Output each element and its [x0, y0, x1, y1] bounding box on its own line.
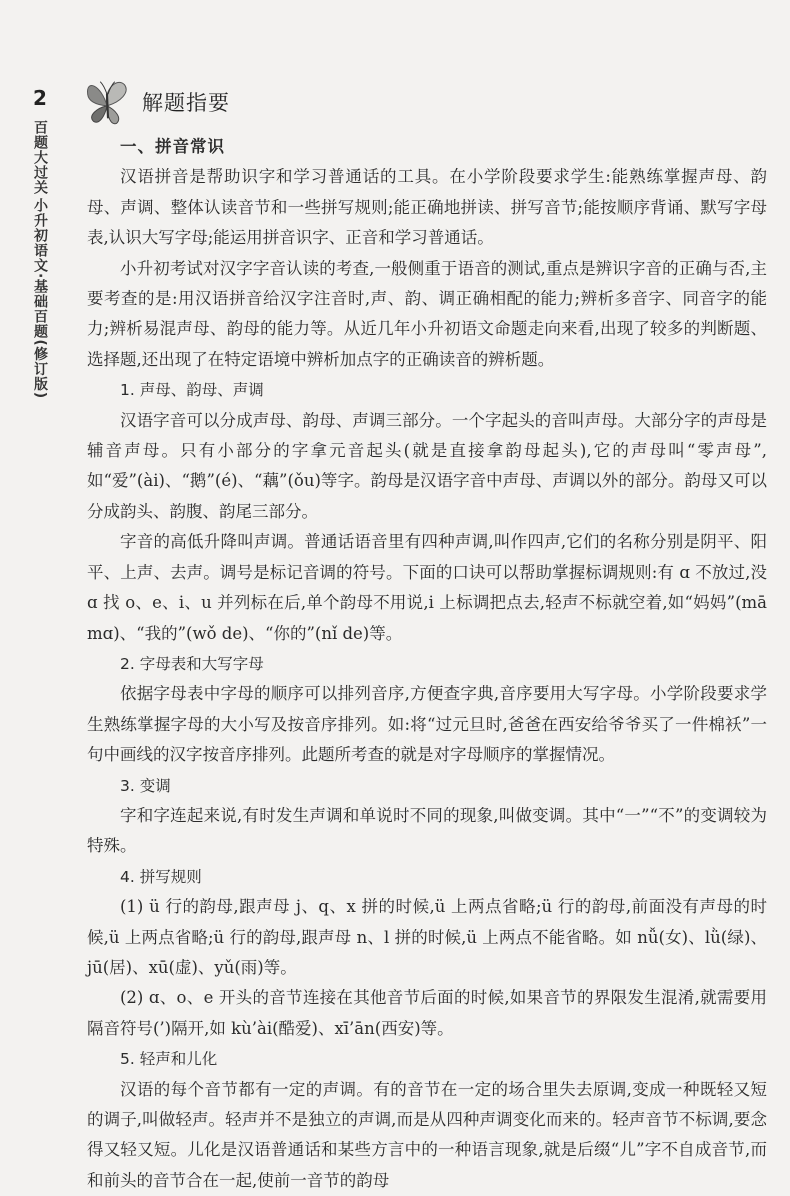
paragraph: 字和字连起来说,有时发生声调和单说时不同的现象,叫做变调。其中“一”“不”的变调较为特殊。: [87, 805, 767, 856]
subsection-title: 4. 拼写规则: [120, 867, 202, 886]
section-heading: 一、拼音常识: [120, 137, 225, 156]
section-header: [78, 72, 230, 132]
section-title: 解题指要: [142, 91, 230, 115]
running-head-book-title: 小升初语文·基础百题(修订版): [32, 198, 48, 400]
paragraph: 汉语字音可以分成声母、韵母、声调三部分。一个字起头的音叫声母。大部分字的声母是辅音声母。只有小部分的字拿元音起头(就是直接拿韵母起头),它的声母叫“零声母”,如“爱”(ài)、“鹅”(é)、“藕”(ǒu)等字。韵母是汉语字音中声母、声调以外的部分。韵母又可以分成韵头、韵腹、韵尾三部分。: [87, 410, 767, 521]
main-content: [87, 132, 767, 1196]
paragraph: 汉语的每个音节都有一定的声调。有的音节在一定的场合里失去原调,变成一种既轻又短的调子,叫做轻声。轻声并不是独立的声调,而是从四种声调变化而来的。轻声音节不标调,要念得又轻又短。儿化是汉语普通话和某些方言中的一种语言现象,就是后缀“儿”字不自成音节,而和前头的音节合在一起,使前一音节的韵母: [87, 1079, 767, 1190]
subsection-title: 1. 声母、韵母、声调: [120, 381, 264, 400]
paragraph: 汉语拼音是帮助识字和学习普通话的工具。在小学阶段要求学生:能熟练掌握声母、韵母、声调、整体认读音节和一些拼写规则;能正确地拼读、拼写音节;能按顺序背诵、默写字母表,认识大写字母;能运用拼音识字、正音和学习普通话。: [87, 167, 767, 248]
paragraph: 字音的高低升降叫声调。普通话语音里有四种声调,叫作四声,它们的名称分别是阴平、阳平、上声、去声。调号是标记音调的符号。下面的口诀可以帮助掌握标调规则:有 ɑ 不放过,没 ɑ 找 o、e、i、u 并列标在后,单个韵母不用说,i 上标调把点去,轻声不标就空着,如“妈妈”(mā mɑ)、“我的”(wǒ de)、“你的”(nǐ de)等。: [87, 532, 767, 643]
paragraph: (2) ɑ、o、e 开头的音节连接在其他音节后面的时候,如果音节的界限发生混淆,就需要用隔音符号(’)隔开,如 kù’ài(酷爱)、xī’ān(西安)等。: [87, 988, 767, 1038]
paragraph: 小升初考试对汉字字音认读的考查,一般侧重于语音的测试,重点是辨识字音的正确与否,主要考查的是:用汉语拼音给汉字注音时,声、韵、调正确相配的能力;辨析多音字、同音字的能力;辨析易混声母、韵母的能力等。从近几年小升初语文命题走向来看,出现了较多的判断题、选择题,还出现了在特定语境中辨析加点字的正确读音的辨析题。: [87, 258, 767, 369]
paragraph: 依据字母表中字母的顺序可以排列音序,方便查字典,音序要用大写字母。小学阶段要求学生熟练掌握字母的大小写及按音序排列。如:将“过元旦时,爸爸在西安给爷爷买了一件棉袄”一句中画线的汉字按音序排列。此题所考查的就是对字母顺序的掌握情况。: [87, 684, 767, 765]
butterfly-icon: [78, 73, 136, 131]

- _WRITTEN EXERCISE_
Copy every line of the records above word for word, leaving out the picture lines.

- _WRITTEN RESPONSE_
Output each element and its [x0, y0, x1, y1] bounding box on its own line.
paragraph: 字和字连起来说,有时发生声调和单说时不同的现象,叫做变调。其中“一”“不”的变调较为特殊。: [87, 805, 767, 856]
subsection-title: 4. 拼写规则: [120, 867, 202, 886]
section-heading: 一、拼音常识: [120, 137, 225, 156]
section-header: [78, 72, 230, 132]
section-title: 解题指要: [142, 91, 230, 115]
running-head-book-title: 小升初语文·基础百题(修订版): [32, 198, 48, 400]
paragraph: 汉语字音可以分成声母、韵母、声调三部分。一个字起头的音叫声母。大部分字的声母是辅音声母。只有小部分的字拿元音起头(就是直接拿韵母起头),它的声母叫“零声母”,如“爱”(ài)、“鹅”(é)、“藕”(ǒu)等字。韵母是汉语字音中声母、声调以外的部分。韵母又可以分成韵头、韵腹、韵尾三部分。: [87, 410, 767, 521]
main-content: [87, 132, 767, 1196]
paragraph: 汉语的每个音节都有一定的声调。有的音节在一定的场合里失去原调,变成一种既轻又短的调子,叫做轻声。轻声并不是独立的声调,而是从四种声调变化而来的。轻声音节不标调,要念得又轻又短。儿化是汉语普通话和某些方言中的一种语言现象,就是后缀“儿”字不自成音节,而和前头的音节合在一起,使前一音节的韵母: [87, 1079, 767, 1190]
subsection-title: 1. 声母、韵母、声调: [120, 381, 264, 400]
paragraph: 汉语拼音是帮助识字和学习普通话的工具。在小学阶段要求学生:能熟练掌握声母、韵母、声调、整体认读音节和一些拼写规则;能正确地拼读、拼写音节;能按顺序背诵、默写字母表,认识大写字母;能运用拼音识字、正音和学习普通话。: [87, 167, 767, 248]
paragraph: 字音的高低升降叫声调。普通话语音里有四种声调,叫作四声,它们的名称分别是阴平、阳平、上声、去声。调号是标记音调的符号。下面的口诀可以帮助掌握标调规则:有 ɑ 不放过,没 ɑ 找 o、e、i、u 并列标在后,单个韵母不用说,i 上标调把点去,轻声不标就空着,如“妈妈”(mā mɑ)、“我的”(wǒ de)、“你的”(nǐ de)等。: [87, 532, 767, 643]
paragraph: (2) ɑ、o、e 开头的音节连接在其他音节后面的时候,如果音节的界限发生混淆,就需要用隔音符号(’)隔开,如 kù’ài(酷爱)、xī’ān(西安)等。: [87, 988, 767, 1038]
paragraph: 小升初考试对汉字字音认读的考查,一般侧重于语音的测试,重点是辨识字音的正确与否,主要考查的是:用汉语拼音给汉字注音时,声、韵、调正确相配的能力;辨析多音字、同音字的能力;辨析易混声母、韵母的能力等。从近几年小升初语文命题走向来看,出现了较多的判断题、选择题,还出现了在特定语境中辨析加点字的正确读音的辨析题。: [87, 258, 767, 369]
paragraph: 依据字母表中字母的顺序可以排列音序,方便查字典,音序要用大写字母。小学阶段要求学生熟练掌握字母的大小写及按音序排列。如:将“过元旦时,爸爸在西安给爷爷买了一件棉袄”一句中画线的汉字按音序排列。此题所考查的就是对字母顺序的掌握情况。: [87, 684, 767, 765]
butterfly-icon: [78, 73, 136, 131]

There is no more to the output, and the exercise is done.